- _Box annotation data_
* * * * * * * * *

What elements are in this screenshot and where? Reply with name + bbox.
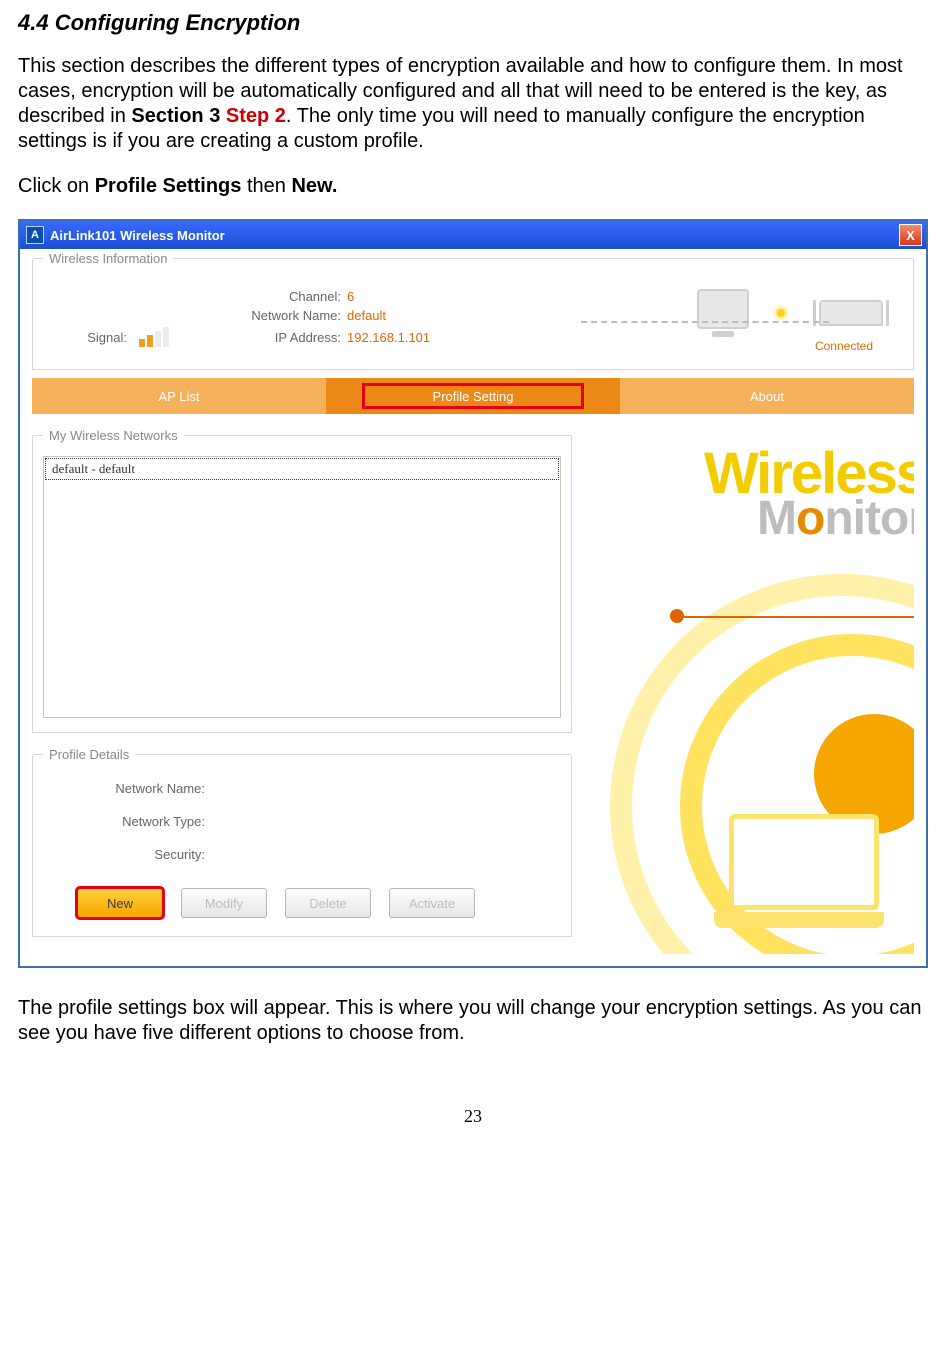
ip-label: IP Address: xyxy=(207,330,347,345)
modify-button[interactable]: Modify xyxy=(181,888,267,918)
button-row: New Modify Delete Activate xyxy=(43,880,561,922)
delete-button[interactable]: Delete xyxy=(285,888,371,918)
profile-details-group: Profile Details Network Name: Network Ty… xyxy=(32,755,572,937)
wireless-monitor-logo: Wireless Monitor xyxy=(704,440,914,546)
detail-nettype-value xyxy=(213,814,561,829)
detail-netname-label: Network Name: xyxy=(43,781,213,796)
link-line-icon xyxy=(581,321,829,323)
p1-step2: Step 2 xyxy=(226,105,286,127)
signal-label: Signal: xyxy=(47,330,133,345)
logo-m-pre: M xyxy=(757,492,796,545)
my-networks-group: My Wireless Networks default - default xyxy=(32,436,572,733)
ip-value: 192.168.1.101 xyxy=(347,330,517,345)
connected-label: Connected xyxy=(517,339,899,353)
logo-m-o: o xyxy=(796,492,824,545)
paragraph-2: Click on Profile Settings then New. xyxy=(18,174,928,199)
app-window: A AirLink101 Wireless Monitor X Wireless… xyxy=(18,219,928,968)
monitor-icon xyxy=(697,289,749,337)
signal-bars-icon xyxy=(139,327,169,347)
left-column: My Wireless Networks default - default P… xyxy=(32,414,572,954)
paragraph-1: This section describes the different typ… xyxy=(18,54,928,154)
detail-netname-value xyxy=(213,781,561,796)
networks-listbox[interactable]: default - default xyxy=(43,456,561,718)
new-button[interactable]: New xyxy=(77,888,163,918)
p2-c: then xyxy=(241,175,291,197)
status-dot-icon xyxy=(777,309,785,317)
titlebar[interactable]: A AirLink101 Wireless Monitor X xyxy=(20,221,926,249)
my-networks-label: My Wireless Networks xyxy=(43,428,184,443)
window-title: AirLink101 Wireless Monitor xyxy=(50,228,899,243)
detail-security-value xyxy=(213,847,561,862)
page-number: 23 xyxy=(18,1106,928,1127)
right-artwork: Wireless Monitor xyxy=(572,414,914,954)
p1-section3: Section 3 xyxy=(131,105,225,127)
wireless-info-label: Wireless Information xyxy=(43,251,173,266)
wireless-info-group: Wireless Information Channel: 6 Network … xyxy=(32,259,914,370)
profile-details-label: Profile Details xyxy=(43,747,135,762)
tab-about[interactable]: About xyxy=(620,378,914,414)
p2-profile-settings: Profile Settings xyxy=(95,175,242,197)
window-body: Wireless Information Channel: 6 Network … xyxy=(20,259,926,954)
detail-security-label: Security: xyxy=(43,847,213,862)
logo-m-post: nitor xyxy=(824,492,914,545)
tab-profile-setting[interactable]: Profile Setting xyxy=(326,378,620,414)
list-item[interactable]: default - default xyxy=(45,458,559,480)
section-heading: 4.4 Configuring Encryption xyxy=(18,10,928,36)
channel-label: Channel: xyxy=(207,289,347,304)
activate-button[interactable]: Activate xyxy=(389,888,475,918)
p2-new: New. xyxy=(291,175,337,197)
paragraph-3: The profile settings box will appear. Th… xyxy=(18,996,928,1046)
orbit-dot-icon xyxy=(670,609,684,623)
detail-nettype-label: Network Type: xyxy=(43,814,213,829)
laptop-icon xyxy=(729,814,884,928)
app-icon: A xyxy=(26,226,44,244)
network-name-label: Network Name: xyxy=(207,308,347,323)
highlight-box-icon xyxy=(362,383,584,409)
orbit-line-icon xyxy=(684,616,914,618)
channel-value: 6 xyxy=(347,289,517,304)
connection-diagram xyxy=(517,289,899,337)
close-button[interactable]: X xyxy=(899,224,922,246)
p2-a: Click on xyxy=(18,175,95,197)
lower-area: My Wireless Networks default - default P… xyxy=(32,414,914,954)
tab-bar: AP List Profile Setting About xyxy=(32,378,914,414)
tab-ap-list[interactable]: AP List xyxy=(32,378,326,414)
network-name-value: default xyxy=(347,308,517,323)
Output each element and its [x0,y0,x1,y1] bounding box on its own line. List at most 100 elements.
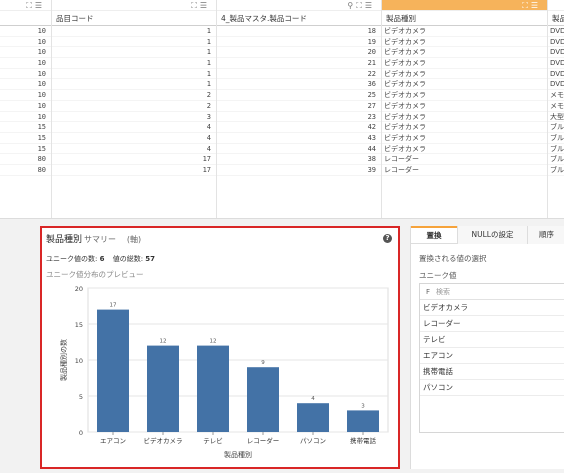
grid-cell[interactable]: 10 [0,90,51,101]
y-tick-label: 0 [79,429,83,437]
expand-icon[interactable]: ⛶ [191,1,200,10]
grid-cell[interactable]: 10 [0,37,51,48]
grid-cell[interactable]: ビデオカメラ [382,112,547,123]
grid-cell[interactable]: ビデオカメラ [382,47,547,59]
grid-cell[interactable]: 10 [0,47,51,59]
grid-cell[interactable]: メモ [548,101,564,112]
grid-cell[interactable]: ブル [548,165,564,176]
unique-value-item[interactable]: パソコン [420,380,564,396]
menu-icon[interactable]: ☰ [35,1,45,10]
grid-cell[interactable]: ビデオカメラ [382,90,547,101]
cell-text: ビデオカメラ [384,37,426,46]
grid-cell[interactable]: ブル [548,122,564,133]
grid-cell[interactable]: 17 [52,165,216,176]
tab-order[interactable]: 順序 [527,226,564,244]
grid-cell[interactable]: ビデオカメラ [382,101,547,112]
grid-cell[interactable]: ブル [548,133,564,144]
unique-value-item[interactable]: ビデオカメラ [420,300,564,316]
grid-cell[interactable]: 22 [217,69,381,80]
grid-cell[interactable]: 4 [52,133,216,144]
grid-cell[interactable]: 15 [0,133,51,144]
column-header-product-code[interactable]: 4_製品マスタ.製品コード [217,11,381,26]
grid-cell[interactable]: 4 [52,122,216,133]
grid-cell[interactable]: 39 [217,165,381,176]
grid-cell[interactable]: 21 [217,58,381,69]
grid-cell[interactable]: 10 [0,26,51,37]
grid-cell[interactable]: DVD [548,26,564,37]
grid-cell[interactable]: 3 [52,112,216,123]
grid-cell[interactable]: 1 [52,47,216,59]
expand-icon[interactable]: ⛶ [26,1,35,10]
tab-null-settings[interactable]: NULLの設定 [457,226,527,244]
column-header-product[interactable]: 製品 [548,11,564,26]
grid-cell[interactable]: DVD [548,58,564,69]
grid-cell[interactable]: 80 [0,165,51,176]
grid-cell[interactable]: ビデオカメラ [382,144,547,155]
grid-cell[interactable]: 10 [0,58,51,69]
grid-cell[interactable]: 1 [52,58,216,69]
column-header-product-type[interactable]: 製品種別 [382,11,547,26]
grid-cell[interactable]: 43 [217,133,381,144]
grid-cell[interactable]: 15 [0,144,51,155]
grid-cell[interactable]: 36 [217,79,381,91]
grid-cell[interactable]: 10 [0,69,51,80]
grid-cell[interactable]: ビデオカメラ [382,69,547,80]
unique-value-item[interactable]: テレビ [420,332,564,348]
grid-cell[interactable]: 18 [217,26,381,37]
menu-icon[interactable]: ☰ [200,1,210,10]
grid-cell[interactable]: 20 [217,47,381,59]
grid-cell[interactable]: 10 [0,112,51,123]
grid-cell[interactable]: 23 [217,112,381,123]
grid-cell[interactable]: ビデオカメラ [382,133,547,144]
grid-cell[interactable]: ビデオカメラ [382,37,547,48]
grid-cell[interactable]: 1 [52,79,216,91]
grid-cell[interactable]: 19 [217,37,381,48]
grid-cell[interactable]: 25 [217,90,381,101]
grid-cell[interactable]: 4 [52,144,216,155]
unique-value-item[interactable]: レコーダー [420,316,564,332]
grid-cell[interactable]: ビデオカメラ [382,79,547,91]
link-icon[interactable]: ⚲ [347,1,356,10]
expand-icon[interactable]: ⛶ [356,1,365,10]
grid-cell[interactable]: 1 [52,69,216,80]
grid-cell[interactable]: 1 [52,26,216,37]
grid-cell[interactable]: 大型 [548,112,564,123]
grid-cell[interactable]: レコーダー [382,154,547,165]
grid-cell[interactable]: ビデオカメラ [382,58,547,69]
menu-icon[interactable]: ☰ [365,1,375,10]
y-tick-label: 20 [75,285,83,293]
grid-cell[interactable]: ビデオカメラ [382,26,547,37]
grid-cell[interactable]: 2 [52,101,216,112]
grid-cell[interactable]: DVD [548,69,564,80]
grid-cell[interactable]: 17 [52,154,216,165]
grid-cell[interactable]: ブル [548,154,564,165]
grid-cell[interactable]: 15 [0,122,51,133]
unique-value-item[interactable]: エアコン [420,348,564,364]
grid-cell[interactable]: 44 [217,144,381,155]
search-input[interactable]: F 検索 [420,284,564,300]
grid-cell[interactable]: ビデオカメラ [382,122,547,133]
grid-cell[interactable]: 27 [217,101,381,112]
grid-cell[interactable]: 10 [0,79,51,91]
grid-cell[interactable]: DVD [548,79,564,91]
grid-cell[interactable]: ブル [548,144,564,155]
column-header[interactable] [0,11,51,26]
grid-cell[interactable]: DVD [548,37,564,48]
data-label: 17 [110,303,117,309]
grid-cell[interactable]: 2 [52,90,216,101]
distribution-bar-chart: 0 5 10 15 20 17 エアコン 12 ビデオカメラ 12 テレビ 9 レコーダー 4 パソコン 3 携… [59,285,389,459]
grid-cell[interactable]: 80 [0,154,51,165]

* * * * * * * * *

- _What to do_
Duplicate the entries between the line holding "ip-label: IP Address: xyxy=(207,330,347,345)" and the line holding "status-dot-icon xyxy=(777,309,785,317)", inclusive, with no changes.

- _Correct result_
ip-label: IP Address: xyxy=(207,330,347,345)
modify-button[interactable]: Modify xyxy=(181,888,267,918)
button-row: New Modify Delete Activate xyxy=(43,880,561,922)
delete-button[interactable]: Delete xyxy=(285,888,371,918)
profile-details-group: Profile Details Network Name: Network Ty… xyxy=(32,755,572,937)
wireless-monitor-logo: Wireless Monitor xyxy=(704,440,914,546)
detail-nettype-value xyxy=(213,814,561,829)
detail-netname-label: Network Name: xyxy=(43,781,213,796)
link-line-icon xyxy=(581,321,829,323)
p1-step2: Step 2 xyxy=(226,105,286,127)
signal-label: Signal: xyxy=(47,330,133,345)
logo-m-pre: M xyxy=(757,492,796,545)
my-networks-group: My Wireless Networks default - default xyxy=(32,436,572,733)
ip-value: 192.168.1.101 xyxy=(347,330,517,345)
connected-label: Connected xyxy=(517,339,899,353)
logo-m-o: o xyxy=(796,492,824,545)
paragraph-2: Click on Profile Settings then New. xyxy=(18,174,928,199)
app-window: A AirLink101 Wireless Monitor X Wireless… xyxy=(18,219,928,968)
monitor-icon xyxy=(697,289,749,337)
signal-bars-icon xyxy=(139,327,169,347)
left-column: My Wireless Networks default - default P… xyxy=(32,414,572,954)
paragraph-1: This section describes the different typ… xyxy=(18,54,928,154)
detail-netname-value xyxy=(213,781,561,796)
networks-listbox[interactable]: default - default xyxy=(43,456,561,718)
new-button[interactable]: New xyxy=(77,888,163,918)
p2-c: then xyxy=(241,175,291,197)
status-dot-icon xyxy=(777,309,785,317)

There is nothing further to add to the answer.